● **Exercise requirements**
Seek out every line containing the word "használat", and copy each.
## begin Data provided
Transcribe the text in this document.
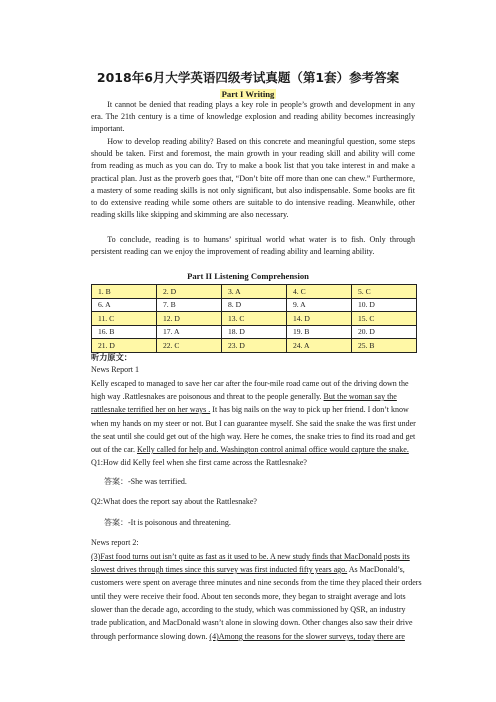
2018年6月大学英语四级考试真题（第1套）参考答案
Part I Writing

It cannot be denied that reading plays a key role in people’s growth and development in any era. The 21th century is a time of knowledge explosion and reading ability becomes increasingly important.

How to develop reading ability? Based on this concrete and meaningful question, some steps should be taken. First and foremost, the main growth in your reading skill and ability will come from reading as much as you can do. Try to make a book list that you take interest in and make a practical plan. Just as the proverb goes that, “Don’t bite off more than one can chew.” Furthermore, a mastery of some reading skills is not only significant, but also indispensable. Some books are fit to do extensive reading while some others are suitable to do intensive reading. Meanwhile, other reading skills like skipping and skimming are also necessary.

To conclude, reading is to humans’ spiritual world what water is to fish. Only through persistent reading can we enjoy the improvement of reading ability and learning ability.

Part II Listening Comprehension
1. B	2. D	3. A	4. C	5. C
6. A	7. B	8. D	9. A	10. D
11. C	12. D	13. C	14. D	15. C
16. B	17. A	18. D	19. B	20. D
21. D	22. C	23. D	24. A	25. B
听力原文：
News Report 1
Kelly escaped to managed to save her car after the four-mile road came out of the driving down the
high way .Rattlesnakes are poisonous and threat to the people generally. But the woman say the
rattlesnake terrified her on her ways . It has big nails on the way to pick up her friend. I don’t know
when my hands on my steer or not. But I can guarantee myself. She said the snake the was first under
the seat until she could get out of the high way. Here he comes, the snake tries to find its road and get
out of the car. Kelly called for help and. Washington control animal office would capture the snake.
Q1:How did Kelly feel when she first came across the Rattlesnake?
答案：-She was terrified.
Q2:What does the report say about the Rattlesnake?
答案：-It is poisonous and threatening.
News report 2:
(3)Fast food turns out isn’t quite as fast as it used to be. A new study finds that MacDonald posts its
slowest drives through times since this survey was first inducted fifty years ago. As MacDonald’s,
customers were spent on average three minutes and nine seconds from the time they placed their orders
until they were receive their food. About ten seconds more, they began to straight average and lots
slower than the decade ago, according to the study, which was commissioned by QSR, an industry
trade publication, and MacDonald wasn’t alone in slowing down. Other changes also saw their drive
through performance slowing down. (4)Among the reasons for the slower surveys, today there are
## end Data provided
## begin Data provided
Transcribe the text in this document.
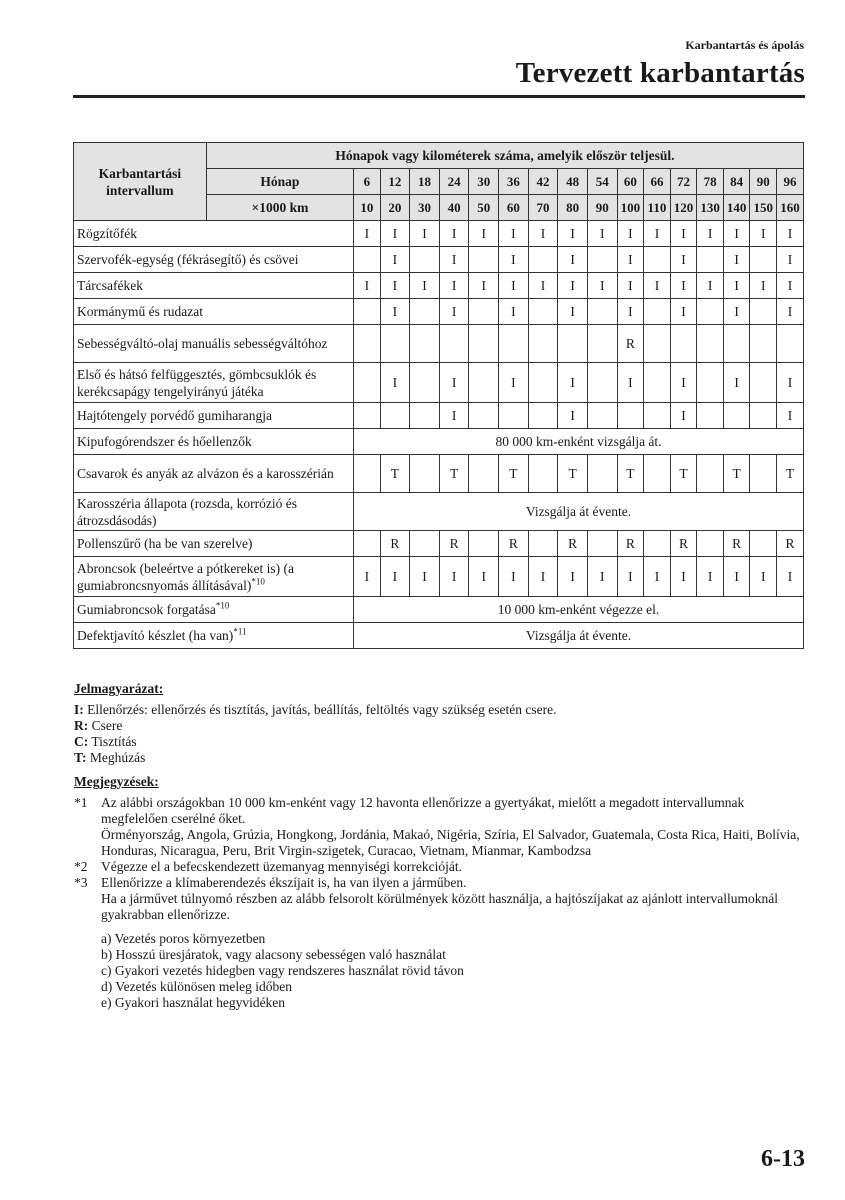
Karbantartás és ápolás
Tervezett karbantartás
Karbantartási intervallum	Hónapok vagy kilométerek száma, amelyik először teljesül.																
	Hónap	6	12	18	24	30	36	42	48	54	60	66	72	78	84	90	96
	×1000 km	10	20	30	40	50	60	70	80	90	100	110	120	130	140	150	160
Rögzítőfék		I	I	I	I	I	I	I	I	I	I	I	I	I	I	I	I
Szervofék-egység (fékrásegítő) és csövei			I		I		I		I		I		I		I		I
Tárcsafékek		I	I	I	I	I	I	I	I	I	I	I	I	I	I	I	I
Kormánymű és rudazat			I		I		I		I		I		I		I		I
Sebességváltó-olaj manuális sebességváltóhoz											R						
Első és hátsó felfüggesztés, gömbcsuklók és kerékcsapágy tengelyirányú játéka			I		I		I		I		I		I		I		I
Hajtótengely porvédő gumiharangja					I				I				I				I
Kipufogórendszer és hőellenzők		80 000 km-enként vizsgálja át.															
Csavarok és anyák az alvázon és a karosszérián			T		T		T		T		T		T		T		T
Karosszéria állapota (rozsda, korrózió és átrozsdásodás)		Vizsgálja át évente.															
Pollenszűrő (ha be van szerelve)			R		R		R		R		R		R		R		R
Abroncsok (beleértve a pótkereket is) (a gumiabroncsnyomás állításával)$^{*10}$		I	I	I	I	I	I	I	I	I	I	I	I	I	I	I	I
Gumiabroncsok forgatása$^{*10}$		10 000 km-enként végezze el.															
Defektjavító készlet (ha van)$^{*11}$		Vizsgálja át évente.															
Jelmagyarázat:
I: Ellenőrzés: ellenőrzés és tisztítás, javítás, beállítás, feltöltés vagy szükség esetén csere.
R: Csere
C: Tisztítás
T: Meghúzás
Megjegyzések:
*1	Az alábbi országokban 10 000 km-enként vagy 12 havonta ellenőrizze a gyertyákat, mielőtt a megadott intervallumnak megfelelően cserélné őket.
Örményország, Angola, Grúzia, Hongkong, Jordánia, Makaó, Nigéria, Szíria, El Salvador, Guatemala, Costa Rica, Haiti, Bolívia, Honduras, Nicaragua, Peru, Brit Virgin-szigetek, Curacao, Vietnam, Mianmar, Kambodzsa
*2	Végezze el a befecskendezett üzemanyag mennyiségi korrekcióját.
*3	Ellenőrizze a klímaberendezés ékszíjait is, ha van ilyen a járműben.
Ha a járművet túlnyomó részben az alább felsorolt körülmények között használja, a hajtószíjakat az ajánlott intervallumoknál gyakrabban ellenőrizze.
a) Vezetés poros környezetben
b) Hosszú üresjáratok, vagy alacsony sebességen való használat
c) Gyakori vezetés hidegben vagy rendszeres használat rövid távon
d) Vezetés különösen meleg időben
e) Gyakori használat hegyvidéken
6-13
## end Data provided
● **Problem solution**
b) Hosszú üresjáratok, vagy alacsony sebességen való használat
c) Gyakori vezetés hidegben vagy rendszeres használat rövid távon
e) Gyakori használat hegyvidéken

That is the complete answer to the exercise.